> _Set task_
Report, as a bare number, how many lines of the material below contain the word "upward".

> _Dataset records_
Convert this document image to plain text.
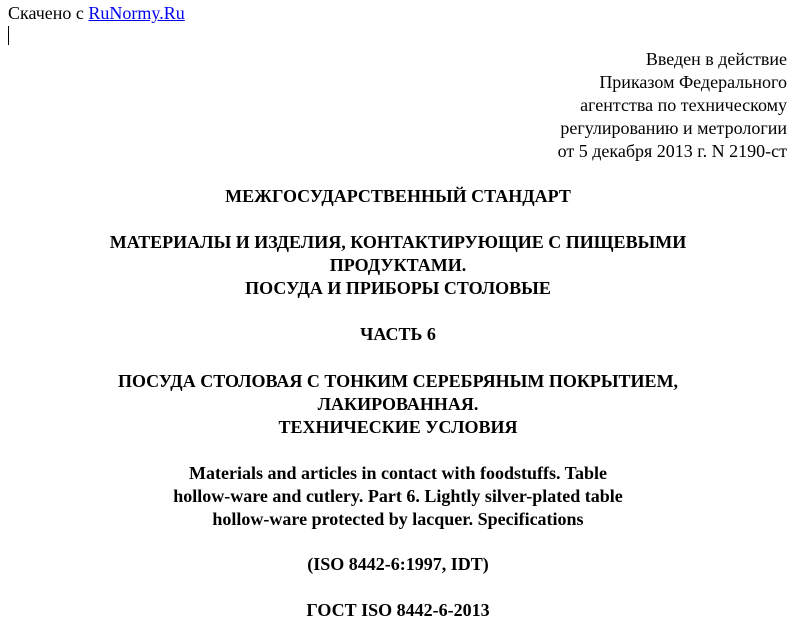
Скачено с RuNormy.Ru
Введен в действие
Приказом Федерального
агентства по техническому
регулированию и метрологии
от 5 декабря 2013 г. N 2190-ст
МЕЖГОСУДАРСТВЕННЫЙ СТАНДАРТ
МАТЕРИАЛЫ И ИЗДЕЛИЯ, КОНТАКТИРУЮЩИЕ С ПИЩЕВЫМИ
ПРОДУКТАМИ.
ПОСУДА И ПРИБОРЫ СТОЛОВЫЕ
ЧАСТЬ 6
ПОСУДА СТОЛОВАЯ С ТОНКИМ СЕРЕБРЯНЫМ ПОКРЫТИЕМ,
ЛАКИРОВАННАЯ.
ТЕХНИЧЕСКИЕ УСЛОВИЯ
Materials and articles in contact with foodstuffs. Table
hollow-ware and cutlery. Part 6. Lightly silver-plated table
hollow-ware protected by lacquer. Specifications
(ISO 8442-6:1997, IDT)
ГОСТ ISO 8442-6-2013
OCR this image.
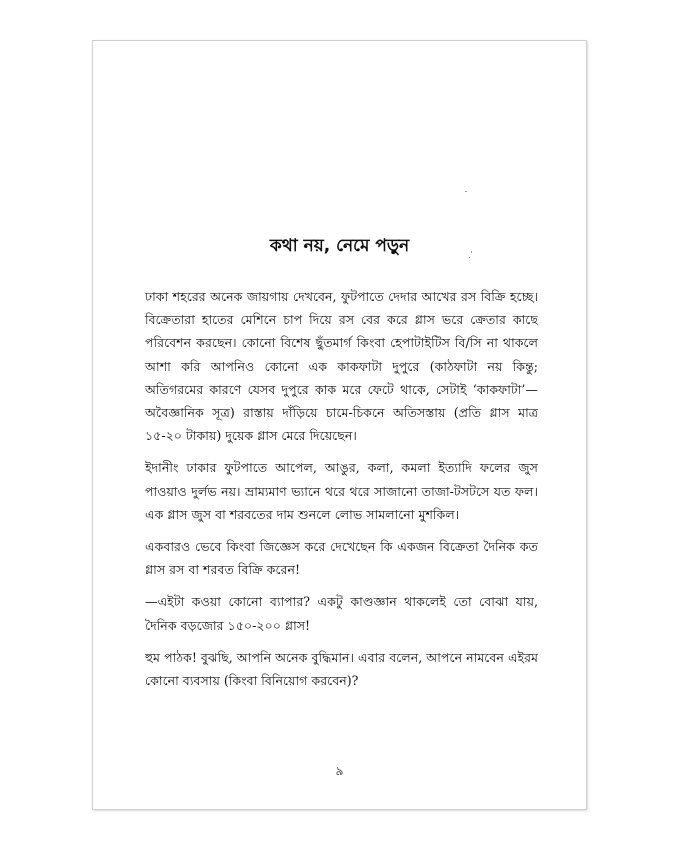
কথা নয়, নেমে পড়ুন

ঢাকা শহরের অনেক জায়গায় দেখবেন, ফুটপাতে দেদার আখের রস বিক্রি হচ্ছে। বিক্রেতারা হাতের মেশিনে চাপ দিয়ে রস বের করে গ্লাস ভরে ক্রেতার কাছে পরিবেশন করছেন। কোনো বিশেষ ছুঁতমার্গ কিংবা হেপাটাইটিস বি/সি না থাকলে আশা করি আপনিও কোনো এক কাকফাটা দুপুরে (কাঠফাটা নয় কিন্তু; অতিগরমের কারণে যেসব দুপুরে কাক মরে ফেটে থাকে, সেটাই ‘কাকফাটা’—অবৈজ্ঞানিক সূত্র) রাস্তায় দাঁড়িয়ে চামে-চিকনে অতিসস্তায় (প্রতি গ্লাস মাত্র ১৫-২০ টাকায়) দুয়েক গ্লাস মেরে দিয়েছেন।

ইদানীং ঢাকার ফুটপাতে আপেল, আঙুর, কলা, কমলা ইত্যাদি ফলের জুস পাওয়াও দুর্লভ নয়। ভ্রাম্যমাণ ভ্যানে থরে থরে সাজানো তাজা-টসটসে যত ফল। এক গ্লাস জুস বা শরবতের দাম শুনলে লোভ সামলানো মুশকিল।

একবারও ভেবে কিংবা জিজ্ঞেস করে দেখেছেন কি একজন বিক্রেতা দৈনিক কত গ্লাস রস বা শরবত বিক্রি করেন!

—এইটা কওয়া কোনো ব্যাপার? একটু কাণ্ডজ্ঞান থাকলেই তো বোঝা যায়, দৈনিক বড়জোর ১৫০-২০০ গ্লাস!

হুম পাঠক! বুঝছি, আপনি অনেক বুদ্ধিমান। এবার বলেন, আপনে নামবেন এইরম কোনো ব্যবসায় (কিংবা বিনিয়োগ করবেন)?

৯
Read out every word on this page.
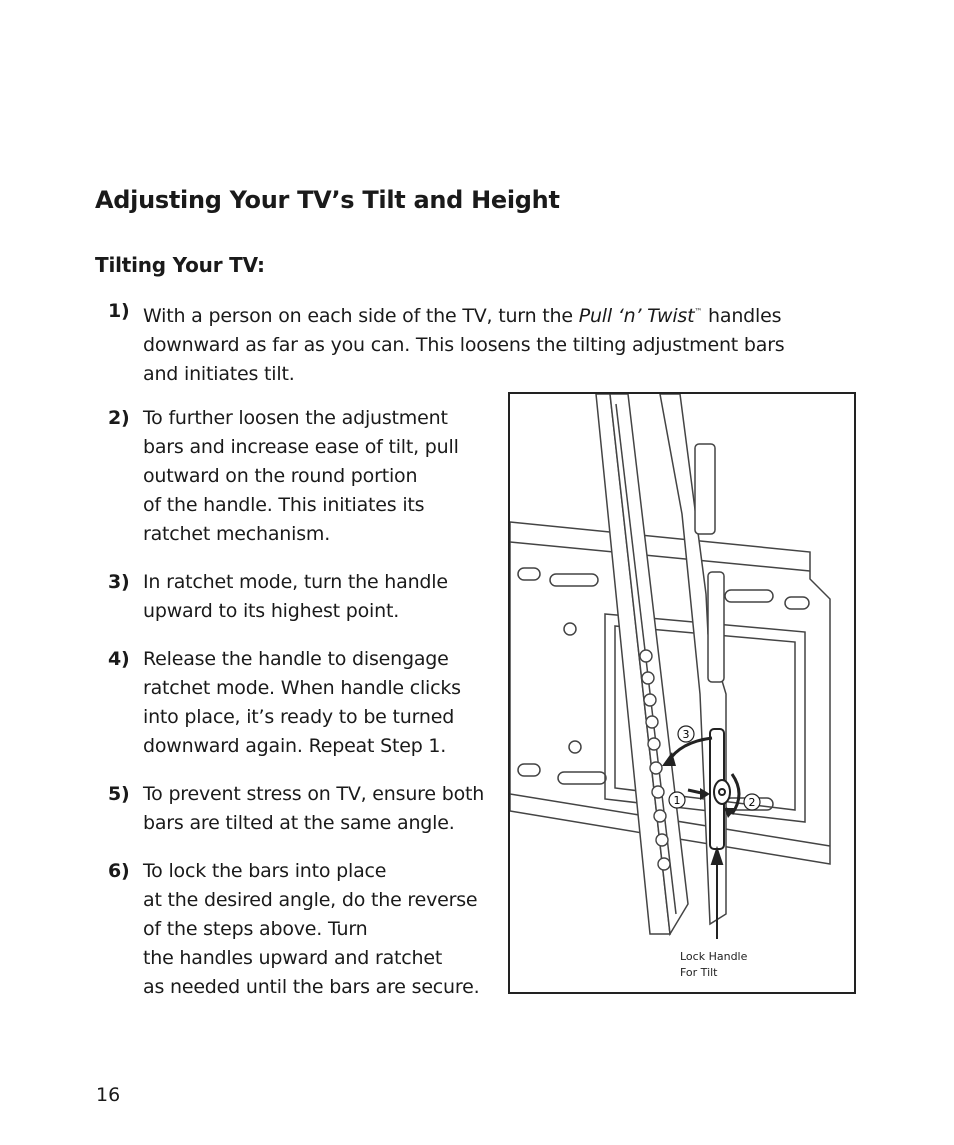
Adjusting Your TV’s Tilt and Height
Tilting Your TV:
1) With a person on each side of the TV, turn the Pull ‘n’ Twist™ handles
downward as far as you can. This loosens the tilting adjustment bars
and initiates tilt.
2) To further loosen the adjustment
bars and increase ease of tilt, pull
outward on the round portion
of the handle. This initiates its
ratchet mechanism.
3) In ratchet mode, turn the handle
upward to its highest point.
4) Release the handle to disengage
ratchet mode. When handle clicks
into place, it’s ready to be turned
downward again. Repeat Step 1.
5) To prevent stress on TV, ensure both
bars are tilted at the same angle.
6) To lock the bars into place
at the desired angle, do the reverse
of the steps above. Turn
the handles upward and ratchet
as needed until the bars are secure.
3
1	2
Lock Handle
For Tilt
16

> _Reply_
2